Requirements >> What follows are records. Restate all of them word for word.

(begin)

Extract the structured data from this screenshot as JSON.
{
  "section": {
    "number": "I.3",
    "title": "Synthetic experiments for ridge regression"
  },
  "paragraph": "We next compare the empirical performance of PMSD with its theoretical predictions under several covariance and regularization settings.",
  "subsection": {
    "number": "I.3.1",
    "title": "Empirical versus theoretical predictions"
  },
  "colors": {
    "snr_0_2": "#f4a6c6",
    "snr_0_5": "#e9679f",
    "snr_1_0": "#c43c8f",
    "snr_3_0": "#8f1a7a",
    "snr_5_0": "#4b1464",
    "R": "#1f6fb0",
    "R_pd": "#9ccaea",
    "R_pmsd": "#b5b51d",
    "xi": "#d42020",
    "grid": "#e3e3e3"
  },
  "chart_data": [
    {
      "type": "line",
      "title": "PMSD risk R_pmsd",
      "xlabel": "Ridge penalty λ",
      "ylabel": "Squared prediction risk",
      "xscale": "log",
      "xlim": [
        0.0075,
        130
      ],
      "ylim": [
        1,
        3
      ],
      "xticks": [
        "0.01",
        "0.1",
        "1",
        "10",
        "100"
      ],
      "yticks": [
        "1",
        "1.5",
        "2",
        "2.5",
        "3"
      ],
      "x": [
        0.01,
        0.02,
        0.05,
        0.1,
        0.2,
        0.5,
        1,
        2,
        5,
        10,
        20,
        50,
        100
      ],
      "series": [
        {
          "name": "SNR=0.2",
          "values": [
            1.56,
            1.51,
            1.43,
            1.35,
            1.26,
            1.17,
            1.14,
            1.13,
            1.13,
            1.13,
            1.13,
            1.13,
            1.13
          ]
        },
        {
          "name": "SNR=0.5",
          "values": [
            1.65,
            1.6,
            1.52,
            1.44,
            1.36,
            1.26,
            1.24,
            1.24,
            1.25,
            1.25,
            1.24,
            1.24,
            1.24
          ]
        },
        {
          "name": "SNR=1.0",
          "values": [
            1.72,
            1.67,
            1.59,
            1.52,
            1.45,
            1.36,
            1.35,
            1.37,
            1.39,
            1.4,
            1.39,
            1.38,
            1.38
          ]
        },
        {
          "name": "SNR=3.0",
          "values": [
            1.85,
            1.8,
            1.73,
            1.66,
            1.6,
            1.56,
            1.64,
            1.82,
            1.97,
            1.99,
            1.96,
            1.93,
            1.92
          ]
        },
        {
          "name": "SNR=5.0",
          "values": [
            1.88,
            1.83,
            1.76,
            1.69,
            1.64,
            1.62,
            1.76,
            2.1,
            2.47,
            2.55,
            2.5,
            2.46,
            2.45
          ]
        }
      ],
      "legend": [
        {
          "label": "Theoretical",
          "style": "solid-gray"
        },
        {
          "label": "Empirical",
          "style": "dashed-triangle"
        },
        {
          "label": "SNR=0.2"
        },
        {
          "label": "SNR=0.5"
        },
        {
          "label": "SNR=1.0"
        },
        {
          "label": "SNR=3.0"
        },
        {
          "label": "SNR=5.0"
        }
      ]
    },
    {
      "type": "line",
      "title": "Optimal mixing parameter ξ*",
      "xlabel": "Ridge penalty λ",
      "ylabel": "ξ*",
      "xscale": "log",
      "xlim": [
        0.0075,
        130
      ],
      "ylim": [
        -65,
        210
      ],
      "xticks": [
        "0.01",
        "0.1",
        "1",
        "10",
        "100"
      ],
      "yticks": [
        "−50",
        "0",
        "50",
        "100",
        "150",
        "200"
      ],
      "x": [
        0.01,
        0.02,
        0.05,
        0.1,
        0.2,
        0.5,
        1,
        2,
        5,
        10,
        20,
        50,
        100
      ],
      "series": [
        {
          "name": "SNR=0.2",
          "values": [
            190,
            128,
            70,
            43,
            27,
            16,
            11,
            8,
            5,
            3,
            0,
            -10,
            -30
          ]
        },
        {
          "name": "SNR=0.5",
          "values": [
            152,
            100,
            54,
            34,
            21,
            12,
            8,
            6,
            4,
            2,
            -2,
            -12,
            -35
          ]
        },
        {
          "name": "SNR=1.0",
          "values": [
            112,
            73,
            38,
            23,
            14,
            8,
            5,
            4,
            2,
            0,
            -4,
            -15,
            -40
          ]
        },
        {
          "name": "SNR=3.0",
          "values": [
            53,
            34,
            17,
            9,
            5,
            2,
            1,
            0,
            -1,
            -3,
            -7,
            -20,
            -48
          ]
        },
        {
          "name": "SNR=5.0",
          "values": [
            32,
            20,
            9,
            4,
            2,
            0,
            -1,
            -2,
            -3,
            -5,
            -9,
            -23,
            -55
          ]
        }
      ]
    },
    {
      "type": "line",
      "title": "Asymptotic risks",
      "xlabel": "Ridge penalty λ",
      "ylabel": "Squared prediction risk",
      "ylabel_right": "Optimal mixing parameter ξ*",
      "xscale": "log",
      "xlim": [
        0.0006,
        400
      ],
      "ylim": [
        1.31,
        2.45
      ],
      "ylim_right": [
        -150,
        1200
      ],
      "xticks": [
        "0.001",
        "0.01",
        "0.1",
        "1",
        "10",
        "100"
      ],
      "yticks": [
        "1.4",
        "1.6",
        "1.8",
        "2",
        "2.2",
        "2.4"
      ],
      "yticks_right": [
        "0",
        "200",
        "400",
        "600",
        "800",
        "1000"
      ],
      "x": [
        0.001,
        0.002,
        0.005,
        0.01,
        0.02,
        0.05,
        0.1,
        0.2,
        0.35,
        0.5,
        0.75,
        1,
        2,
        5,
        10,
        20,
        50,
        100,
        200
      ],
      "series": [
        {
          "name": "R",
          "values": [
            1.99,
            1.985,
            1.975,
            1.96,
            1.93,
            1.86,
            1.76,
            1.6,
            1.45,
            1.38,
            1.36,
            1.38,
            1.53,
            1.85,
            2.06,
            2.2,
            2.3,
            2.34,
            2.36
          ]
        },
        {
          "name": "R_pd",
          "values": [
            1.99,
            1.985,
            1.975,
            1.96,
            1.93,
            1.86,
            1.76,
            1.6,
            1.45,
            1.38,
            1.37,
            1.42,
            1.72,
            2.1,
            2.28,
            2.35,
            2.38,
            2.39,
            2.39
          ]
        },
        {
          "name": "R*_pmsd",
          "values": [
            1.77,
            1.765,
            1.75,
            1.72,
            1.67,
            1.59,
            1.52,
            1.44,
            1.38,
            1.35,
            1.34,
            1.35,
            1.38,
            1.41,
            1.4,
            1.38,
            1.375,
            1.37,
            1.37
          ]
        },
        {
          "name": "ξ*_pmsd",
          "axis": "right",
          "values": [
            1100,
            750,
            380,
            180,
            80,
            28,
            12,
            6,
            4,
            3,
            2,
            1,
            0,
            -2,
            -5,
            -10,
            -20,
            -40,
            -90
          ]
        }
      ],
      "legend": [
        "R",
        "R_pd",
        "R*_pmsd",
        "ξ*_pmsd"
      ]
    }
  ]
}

(end)

Solution to this problem >>
Extract the structured data from this screenshot as JSON.
{
  "section": {
    "number": "I.3",
    "title": "Synthetic experiments for ridge regression"
  },
  "paragraph": "We next compare the empirical performance of PMSD with its theoretical predictions under several covariance and regularization settings.",
  "subsection": {
    "number": "I.3.1",
    "title": "Empirical versus theoretical predictions"
  },
  "colors": {
    "snr_0_2": "#f4a6c6",
    "snr_0_5": "#e9679f",
    "snr_1_0": "#c43c8f",
    "snr_3_0": "#8f1a7a",
    "snr_5_0": "#4b1464",
    "R": "#1f6fb0",
    "R_pd": "#9ccaea",
    "R_pmsd": "#b5b51d",
    "xi": "#d42020",
    "grid": "#e3e3e3"
  },
  "chart_data": [
    {
      "type": "line",
      "title": "PMSD risk R_pmsd",
      "xlabel": "Ridge penalty λ",
      "ylabel": "Squared prediction risk",
      "xscale": "log",
      "xlim": [
        0.0075,
        130
      ],
      "ylim": [
        1,
        3
      ],
      "xticks": [
        "0.01",
        "0.1",
        "1",
        "10",
        "100"
      ],
      "yticks": [
        "1",
        "1.5",
        "2",
        "2.5",
        "3"
      ],
      "x": [
        0.01,
        0.02,
        0.05,
        0.1,
        0.2,
        0.5,
        1,
        2,
        5,
        10,
        20,
        50,
        100
      ],
      "series": [
        {
          "name": "SNR=0.2",
          "values": [
            1.56,
            1.51,
            1.43,
            1.35,
            1.26,
            1.17,
            1.14,
            1.13,
            1.13,
            1.13,
            1.13,
            1.13,
            1.13
          ]
        },
        {
          "name": "SNR=0.5",
          "values": [
            1.65,
            1.6,
            1.52,
            1.44,
            1.36,
            1.26,
            1.24,
            1.24,
            1.25,
            1.25,
            1.24,
            1.24,
            1.24
          ]
        },
        {
          "name": "SNR=1.0",
          "values": [
            1.72,
            1.67,
            1.59,
            1.52,
            1.45,
            1.36,
            1.35,
            1.37,
            1.39,
            1.4,
            1.39,
            1.38,
            1.38
          ]
        },
        {
          "name": "SNR=3.0",
          "values": [
            1.85,
            1.8,
            1.73,
            1.66,
            1.6,
            1.56,
            1.64,
            1.82,
            1.97,
            1.99,
            1.96,
            1.93,
            1.92
          ]
        },
        {
          "name": "SNR=5.0",
          "values": [
            1.88,
            1.83,
            1.76,
            1.69,
            1.64,
            1.62,
            1.76,
            2.1,
            2.47,
            2.55,
            2.5,
            2.46,
            2.45
          ]
        }
      ],
      "legend": [
        {
          "label": "Theoretical",
          "style": "solid-gray"
        },
        {
          "label": "Empirical",
          "style": "dashed-triangle"
        },
        {
          "label": "SNR=0.2"
        },
        {
          "label": "SNR=0.5"
        },
        {
          "label": "SNR=1.0"
        },
        {
          "label": "SNR=3.0"
        },
        {
          "label": "SNR=5.0"
        }
      ]
    },
    {
      "type": "line",
      "title": "Optimal mixing parameter ξ*",
      "xlabel": "Ridge penalty λ",
      "ylabel": "ξ*",
      "xscale": "log",
      "xlim": [
        0.0075,
        130
      ],
      "ylim": [
        -65,
        210
      ],
      "xticks": [
        "0.01",
        "0.1",
        "1",
        "10",
        "100"
      ],
      "yticks": [
        "−50",
        "0",
        "50",
        "100",
        "150",
        "200"
      ],
      "x": [
        0.01,
        0.02,
        0.05,
        0.1,
        0.2,
        0.5,
        1,
        2,
        5,
        10,
        20,
        50,
        100
      ],
      "series": [
        {
          "name": "SNR=0.2",
          "values": [
            190,
            128,
            70,
            43,
            27,
            16,
            11,
            8,
            5,
            3,
            0,
            -10,
            -30
          ]
        },
        {
          "name": "SNR=0.5",
          "values": [
            152,
            100,
            54,
            34,
            21,
            12,
            8,
            6,
            4,
            2,
            -2,
            -12,
            -35
          ]
        },
        {
          "name": "SNR=1.0",
          "values": [
            112,
            73,
            38,
            23,
            14,
            8,
            5,
            4,
            2,
            0,
            -4,
            -15,
            -40
          ]
        },
        {
          "name": "SNR=3.0",
          "values": [
            53,
            34,
            17,
            9,
            5,
            2,
            1,
            0,
            -1,
            -3,
            -7,
            -20,
            -48
          ]
        },
        {
          "name": "SNR=5.0",
          "values": [
            32,
            20,
            9,
            4,
            2,
            0,
            -1,
            -2,
            -3,
            -5,
            -9,
            -23,
            -55
          ]
        }
      ]
    },
    {
      "type": "line",
      "title": "Asymptotic risks",
      "xlabel": "Ridge penalty λ",
      "ylabel": "Squared prediction risk",
      "ylabel_right": "Optimal mixing parameter ξ*",
      "xscale": "log",
      "xlim": [
        0.0006,
        400
      ],
      "ylim": [
        1.31,
        2.45
      ],
      "ylim_right": [
        -150,
        1200
      ],
      "xticks": [
        "0.001",
        "0.01",
        "0.1",
        "1",
        "10",
        "100"
      ],
      "yticks": [
        "1.4",
        "1.6",
        "1.8",
        "2",
        "2.2",
        "2.4"
      ],
      "yticks_right": [
        "0",
        "200",
        "400",
        "600",
        "800",
        "1000"
      ],
      "x": [
        0.001,
        0.002,
        0.005,
        0.01,
        0.02,
        0.05,
        0.1,
        0.2,
        0.35,
        0.5,
        0.75,
        1,
        2,
        5,
        10,
        20,
        50,
        100,
        200
      ],
      "series": [
        {
          "name": "R",
          "values": [
            1.99,
            1.985,
            1.975,
            1.96,
            1.93,
            1.86,
            1.76,
            1.6,
            1.45,
            1.38,
            1.36,
            1.38,
            1.53,
            1.85,
            2.06,
            2.2,
            2.3,
            2.34,
            2.36
          ]
        },
        {
          "name": "R_pd",
          "values": [
            1.99,
            1.985,
            1.975,
            1.96,
            1.93,
            1.86,
            1.76,
            1.6,
            1.45,
            1.38,
            1.37,
            1.42,
            1.72,
            2.1,
            2.28,
            2.35,
            2.38,
            2.39,
            2.39
          ]
        },
        {
          "name": "R*_pmsd",
          "values": [
            1.77,
            1.765,
            1.75,
            1.72,
            1.67,
            1.59,
            1.52,
            1.44,
            1.38,
            1.35,
            1.34,
            1.35,
            1.38,
            1.41,
            1.4,
            1.38,
            1.375,
            1.37,
            1.37
          ]
        },
        {
          "name": "ξ*_pmsd",
          "axis": "right",
          "values": [
            1100,
            750,
            380,
            180,
            80,
            28,
            12,
            6,
            4,
            3,
            2,
            1,
            0,
            -2,
            -5,
            -10,
            -20,
            -40,
            -90
          ]
        }
      ],
      "legend": [
        "R",
        "R_pd",
        "R*_pmsd",
        "ξ*_pmsd"
      ]
    }
  ]
}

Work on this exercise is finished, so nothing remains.